> **Короткое задание 1**: Перепишите дословно строки записей: отрезок от строки, содержащей «cell-time: 15:40 bbox=[107, 229, 158, 272]», до строки, содержащей «report-download-icon[interactable] bbox=[1036, 280, 1065, 305]», включая обе.

+++++

Во-первых, они не признавали ничьих прав собственности, кроме своих: распоряжались государством так, словно оно принадлежало им, а в собственниках (за исключением Церкви) видели лишь ответственных арендаторов. В условиях полного отсутствия частной собственности — прежде всего собственности на землю — и речи не могло идти ни о каких законах, кроме самодержавных указов. В отсутствие законов не могло быть процветающего среднего класса, поскольку не было безопасности, необходимой для накопления богатства, развития торговли и предпринимательства. Российские города оставались немногочисленными, мелкими и неразвитыми.
Во-вторых, цари не допускали ни малейшего институционального или даже теоретического контроля над своей властью. Им совершенно не требовалось согласие со стороны подданных на установление налогов. Российские институты представительной власти конца XIX — начала XX века имели крайне слабую связь с народным большинством и воспринимались царем без должного почтения.

+++++

> **Короткое задание 2**: Напишите продолжение текста о самодержавии российских царей, начав сразу после его последнего предложения.

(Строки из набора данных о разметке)
+++++

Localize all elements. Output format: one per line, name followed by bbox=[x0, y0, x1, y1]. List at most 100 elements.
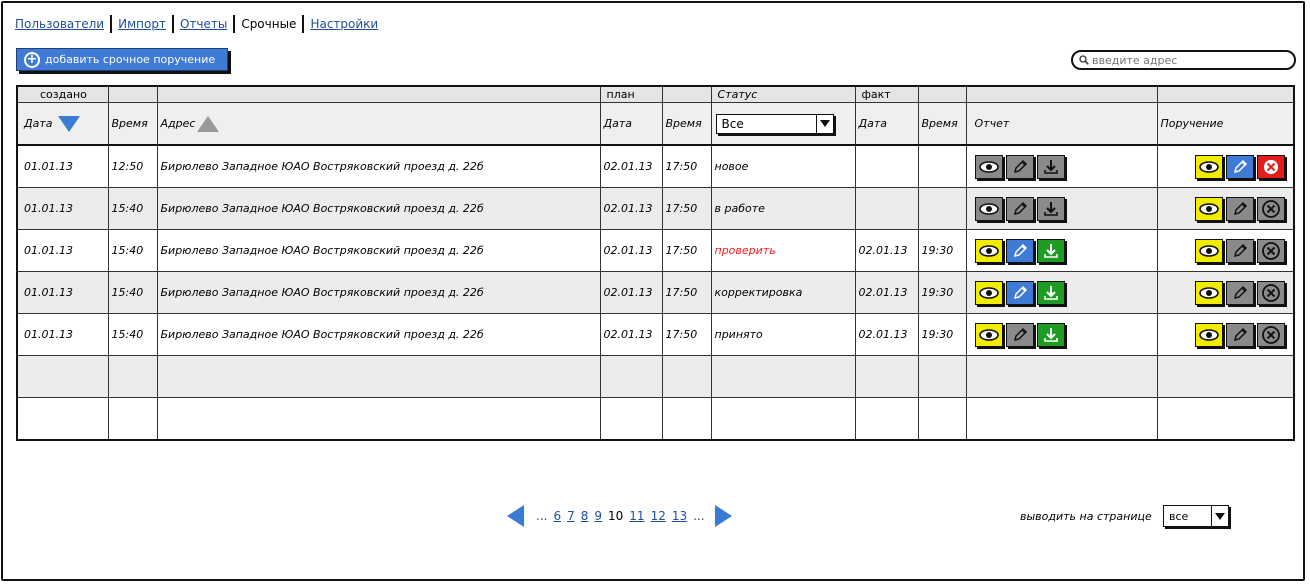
cell-time: 15:40 bbox=[107, 229, 158, 272]
cell-address: Бирюлево Западное ЮАО Востряковский прое… bbox=[156, 313, 601, 356]
report-view-eye-icon[interactable] bbox=[974, 154, 1003, 179]
cell-order-actions bbox=[1156, 271, 1295, 314]
order-edit-pencil-icon[interactable] bbox=[1226, 238, 1254, 263]
report-download-icon[interactable] bbox=[1036, 322, 1065, 347]
cell-status: принято bbox=[710, 313, 856, 356]
add-urgent-order-button[interactable]: + добавить срочное поручение bbox=[16, 48, 228, 71]
report-download-icon[interactable] bbox=[1036, 280, 1065, 305]
nav-link-settings[interactable]: Настройки bbox=[304, 17, 384, 31]
page-link-7[interactable]: 7 bbox=[567, 509, 575, 523]
per-page-select[interactable]: все bbox=[1163, 505, 1229, 527]
page-link-12[interactable]: 12 bbox=[651, 509, 666, 523]
cell-fact-time bbox=[917, 187, 967, 230]
report-view-eye-icon[interactable] bbox=[974, 196, 1003, 221]
cell-plan-time: 17:50 bbox=[661, 144, 712, 188]
arrow-left-icon[interactable] bbox=[507, 505, 524, 527]
cell-time: 15:40 bbox=[107, 271, 158, 314]
order-cancel-close-icon[interactable] bbox=[1257, 280, 1285, 305]
table-row: 01.01.13 15:40 Бирюлево Западное ЮАО Востр… bbox=[16, 313, 1295, 356]
cell-date: 01.01.13 bbox=[16, 271, 109, 314]
report-edit-pencil-icon[interactable] bbox=[1005, 280, 1034, 305]
report-view-eye-icon[interactable] bbox=[974, 238, 1003, 263]
order-edit-pencil-icon[interactable] bbox=[1226, 154, 1254, 179]
report-view-eye-icon[interactable] bbox=[974, 322, 1003, 347]
group-header-status: Статус bbox=[710, 85, 856, 103]
magnifier-icon bbox=[1079, 55, 1089, 65]
cell-report-actions bbox=[965, 313, 1158, 356]
chevron-down-icon[interactable] bbox=[815, 114, 833, 133]
cell-plan-date: 02.01.13 bbox=[599, 271, 663, 314]
report-download-icon[interactable] bbox=[1036, 154, 1065, 179]
cell-report-actions bbox=[965, 271, 1158, 314]
cell-status: новое bbox=[710, 144, 856, 188]
address-search[interactable] bbox=[1071, 50, 1296, 70]
cell-address: Бирюлево Западное ЮАО Востряковский прое… bbox=[156, 271, 601, 314]
table-row-empty bbox=[16, 355, 1295, 398]
cell-time: 15:40 bbox=[107, 187, 158, 230]
order-view-eye-icon[interactable] bbox=[1195, 154, 1223, 179]
cell-address: Бирюлево Западное ЮАО Востряковский прое… bbox=[156, 144, 601, 188]
order-edit-pencil-icon[interactable] bbox=[1226, 196, 1254, 221]
page-link-8[interactable]: 8 bbox=[581, 509, 589, 523]
report-download-icon[interactable] bbox=[1036, 238, 1065, 263]
cell-date: 01.01.13 bbox=[16, 313, 109, 356]
cell-fact-date bbox=[854, 187, 919, 230]
cell-status: в работе bbox=[710, 187, 856, 230]
order-edit-pencil-icon[interactable] bbox=[1226, 322, 1254, 347]
order-cancel-close-icon[interactable] bbox=[1257, 154, 1285, 179]
nav-link-import[interactable]: Импорт bbox=[112, 17, 172, 31]
page-link-11[interactable]: 11 bbox=[629, 509, 644, 523]
page-link-13[interactable]: 13 bbox=[672, 509, 687, 523]
cell-fact-date: 02.01.13 bbox=[854, 313, 919, 356]
page-link-9[interactable]: 9 bbox=[594, 509, 602, 523]
report-download-icon[interactable] bbox=[1036, 196, 1065, 221]
cell-address: Бирюлево Западное ЮАО Востряковский прое… bbox=[156, 229, 601, 272]
table-body: 01.01.13 12:50 Бирюлево Западное ЮАО Востр… bbox=[16, 144, 1295, 356]
order-view-eye-icon[interactable] bbox=[1195, 196, 1223, 221]
report-edit-pencil-icon[interactable] bbox=[1005, 154, 1034, 179]
triangle-up-icon[interactable] bbox=[197, 115, 220, 132]
report-edit-pencil-icon[interactable] bbox=[1005, 322, 1034, 347]
report-view-eye-icon[interactable] bbox=[974, 280, 1003, 305]
cell-fact-date bbox=[854, 144, 919, 188]
cell-order-actions bbox=[1156, 144, 1295, 188]
page-link-6[interactable]: 6 bbox=[553, 509, 561, 523]
cell-order-actions bbox=[1156, 313, 1295, 356]
nav-current-urgent: Срочные bbox=[241, 17, 297, 31]
cell-date: 01.01.13 bbox=[16, 229, 109, 272]
top-nav: Пользователи Импорт Отчеты Срочные Настр… bbox=[15, 14, 384, 34]
column-header-date[interactable]: Дата bbox=[16, 102, 109, 146]
nav-link-reports[interactable]: Отчеты bbox=[174, 17, 233, 31]
triangle-down-icon[interactable] bbox=[58, 115, 81, 132]
cell-address: Бирюлево Западное ЮАО Востряковский прое… bbox=[156, 187, 601, 230]
column-header-status: Все bbox=[710, 102, 856, 146]
group-header-row: создано план Статус факт bbox=[16, 85, 1295, 103]
column-header-fact-date: Дата bbox=[854, 102, 919, 146]
order-cancel-close-icon[interactable] bbox=[1257, 238, 1285, 263]
column-header-address[interactable]: Адрес bbox=[156, 102, 601, 146]
cell-time: 12:50 bbox=[107, 144, 158, 188]
cell-date: 01.01.13 bbox=[16, 144, 109, 188]
status-filter-select[interactable]: Все bbox=[715, 113, 834, 134]
add-urgent-order-label: добавить срочное поручение bbox=[45, 53, 216, 66]
order-cancel-close-icon[interactable] bbox=[1257, 322, 1285, 347]
order-edit-pencil-icon[interactable] bbox=[1226, 280, 1254, 305]
arrow-right-icon[interactable] bbox=[714, 505, 732, 527]
column-header-order: Поручение bbox=[1156, 102, 1295, 146]
cell-plan-time: 17:50 bbox=[661, 229, 712, 272]
nav-link-users[interactable]: Пользователи bbox=[15, 17, 110, 31]
order-view-eye-icon[interactable] bbox=[1195, 238, 1223, 263]
cell-fact-time bbox=[917, 144, 967, 188]
cell-order-actions bbox=[1156, 229, 1295, 272]
chevron-down-icon[interactable] bbox=[1211, 506, 1228, 526]
cell-report-actions bbox=[965, 187, 1158, 230]
order-view-eye-icon[interactable] bbox=[1195, 280, 1223, 305]
cell-status: корректировка bbox=[710, 271, 856, 314]
group-header-plan: план bbox=[599, 85, 663, 103]
order-cancel-close-icon[interactable] bbox=[1257, 196, 1285, 221]
cell-order-actions bbox=[1156, 187, 1295, 230]
order-view-eye-icon[interactable] bbox=[1195, 322, 1223, 347]
report-edit-pencil-icon[interactable] bbox=[1005, 238, 1034, 263]
report-edit-pencil-icon[interactable] bbox=[1005, 196, 1034, 221]
address-search-input[interactable] bbox=[1089, 53, 1282, 67]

+++++

> **Ответ 1**:
cell-time: 15:40 bbox=[107, 229, 158, 272]
cell-address: Бирюлево Западное ЮАО Востряковский прое… bbox=[156, 313, 601, 356]
report-view-eye-icon[interactable] bbox=[974, 154, 1003, 179]
cell-order-actions bbox=[1156, 271, 1295, 314]
order-edit-pencil-icon[interactable] bbox=[1226, 238, 1254, 263]
report-download-icon[interactable] bbox=[1036, 322, 1065, 347]
cell-status: принято bbox=[710, 313, 856, 356]
add-urgent-order-button[interactable]: + добавить срочное поручение bbox=[16, 48, 228, 71]
report-download-icon[interactable] bbox=[1036, 280, 1065, 305]

> **Ответ 2**:
В-третьих, отношения между царями и Русской православной церковью приобрели форму необычного симбиоза. С одной стороны, царь полностью контролировал Церковь: традиции православия, уходящие корнями в Византийскую империю, чрезвычайно способствовали этому, не признавая четкого разделения между духовной и политической сферами. С другой стороны, русское православие, претендовавшее на объявление Москвы «третьим Римом», насадило в российском государстве такие установки, которые являлись совершенно антизападными.
Эти три элемента переплелись удивительным образом с четвертым — путем, на котором становление государственности в России совпадало с превращением ее в империю. И то, и другое было причудливым образом взаимосвязано, ибо, по словам одного из ведущих авторитетов, «с XVII столетия, когда Россия уже была крупнейшим государством мира, беспредельность владений служила россиянам своего рода психологической компенсацией за их отсталость и нищету» [71] .
Представителям западных стран, прибывавшим в царскую Россию, сразу же становилось ясно, что они сталкиваются с чем-то совершенно чужеродным и неевропейским. Более непредвзятым, чем те интеллектуалы, которые столетие спустя совершали псевдо-паломничество в Советский Союз, оказался маркиз де Кюстин, написавший воспоминания о посещении России в 1838 году. Он отправился туда как почитатель России, а возвратился ярым критиком.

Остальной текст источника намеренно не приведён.